Your instructions
Pick out each line below containing "date".

Extracted entries

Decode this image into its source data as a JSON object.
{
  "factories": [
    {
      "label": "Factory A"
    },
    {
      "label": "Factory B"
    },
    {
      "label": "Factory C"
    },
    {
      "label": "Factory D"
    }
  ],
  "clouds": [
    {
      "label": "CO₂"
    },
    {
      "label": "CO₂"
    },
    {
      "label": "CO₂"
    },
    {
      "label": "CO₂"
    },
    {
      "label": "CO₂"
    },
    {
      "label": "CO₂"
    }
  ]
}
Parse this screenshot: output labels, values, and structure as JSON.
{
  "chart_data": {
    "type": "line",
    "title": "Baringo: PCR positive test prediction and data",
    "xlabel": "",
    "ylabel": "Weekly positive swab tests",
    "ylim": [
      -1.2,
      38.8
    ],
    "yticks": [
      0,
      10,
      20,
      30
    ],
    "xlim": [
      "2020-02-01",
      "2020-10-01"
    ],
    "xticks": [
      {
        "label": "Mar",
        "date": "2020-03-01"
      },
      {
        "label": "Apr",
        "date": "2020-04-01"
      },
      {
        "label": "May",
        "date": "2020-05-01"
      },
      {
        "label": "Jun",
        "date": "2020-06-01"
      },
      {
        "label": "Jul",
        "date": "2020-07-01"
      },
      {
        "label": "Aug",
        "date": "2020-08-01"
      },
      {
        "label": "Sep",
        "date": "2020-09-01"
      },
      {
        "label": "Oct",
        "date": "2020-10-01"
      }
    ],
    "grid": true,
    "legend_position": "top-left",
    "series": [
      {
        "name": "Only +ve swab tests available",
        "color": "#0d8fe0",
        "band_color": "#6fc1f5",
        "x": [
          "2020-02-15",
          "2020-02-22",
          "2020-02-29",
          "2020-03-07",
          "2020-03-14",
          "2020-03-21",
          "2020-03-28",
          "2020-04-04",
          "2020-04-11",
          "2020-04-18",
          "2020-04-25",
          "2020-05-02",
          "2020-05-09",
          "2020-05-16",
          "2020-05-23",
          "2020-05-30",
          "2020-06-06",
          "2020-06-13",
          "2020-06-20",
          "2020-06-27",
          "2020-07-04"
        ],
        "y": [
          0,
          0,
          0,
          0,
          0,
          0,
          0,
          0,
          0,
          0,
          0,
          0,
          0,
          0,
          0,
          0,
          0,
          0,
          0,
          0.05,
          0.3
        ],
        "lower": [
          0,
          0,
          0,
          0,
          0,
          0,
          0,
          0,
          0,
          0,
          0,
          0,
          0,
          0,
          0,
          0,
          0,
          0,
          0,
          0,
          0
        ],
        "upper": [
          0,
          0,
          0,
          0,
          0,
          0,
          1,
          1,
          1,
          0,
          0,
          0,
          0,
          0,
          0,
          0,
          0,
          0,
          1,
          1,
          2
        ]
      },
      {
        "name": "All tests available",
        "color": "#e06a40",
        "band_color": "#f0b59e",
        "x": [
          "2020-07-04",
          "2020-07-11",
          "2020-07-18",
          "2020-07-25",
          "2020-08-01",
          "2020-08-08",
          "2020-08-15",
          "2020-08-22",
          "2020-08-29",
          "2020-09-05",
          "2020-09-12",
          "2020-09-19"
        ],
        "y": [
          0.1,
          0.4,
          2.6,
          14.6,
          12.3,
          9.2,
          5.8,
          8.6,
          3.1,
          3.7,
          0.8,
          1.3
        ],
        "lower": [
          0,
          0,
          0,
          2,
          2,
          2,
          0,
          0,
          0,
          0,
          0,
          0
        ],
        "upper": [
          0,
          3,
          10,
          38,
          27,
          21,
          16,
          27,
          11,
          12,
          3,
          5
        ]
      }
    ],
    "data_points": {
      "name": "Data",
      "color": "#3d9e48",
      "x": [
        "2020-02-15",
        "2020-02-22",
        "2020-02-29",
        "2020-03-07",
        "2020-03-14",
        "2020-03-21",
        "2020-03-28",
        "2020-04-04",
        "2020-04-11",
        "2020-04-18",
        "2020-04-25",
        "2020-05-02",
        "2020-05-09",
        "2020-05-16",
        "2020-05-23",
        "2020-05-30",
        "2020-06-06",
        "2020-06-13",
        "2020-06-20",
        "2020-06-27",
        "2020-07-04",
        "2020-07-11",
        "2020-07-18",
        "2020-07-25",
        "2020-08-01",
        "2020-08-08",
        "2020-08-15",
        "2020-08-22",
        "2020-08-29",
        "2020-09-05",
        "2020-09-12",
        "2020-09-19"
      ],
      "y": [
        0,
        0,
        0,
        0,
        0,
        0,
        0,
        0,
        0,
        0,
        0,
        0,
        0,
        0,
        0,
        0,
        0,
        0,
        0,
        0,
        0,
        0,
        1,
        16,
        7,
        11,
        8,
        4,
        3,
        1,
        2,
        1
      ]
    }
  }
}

Solution
        "date": "2020-03-01"
        "date": "2020-04-01"
        "date": "2020-05-01"
        "date": "2020-06-01"
        "date": "2020-07-01"
        "date": "2020-08-01"
        "date": "2020-09-01"
        "date": "2020-10-01"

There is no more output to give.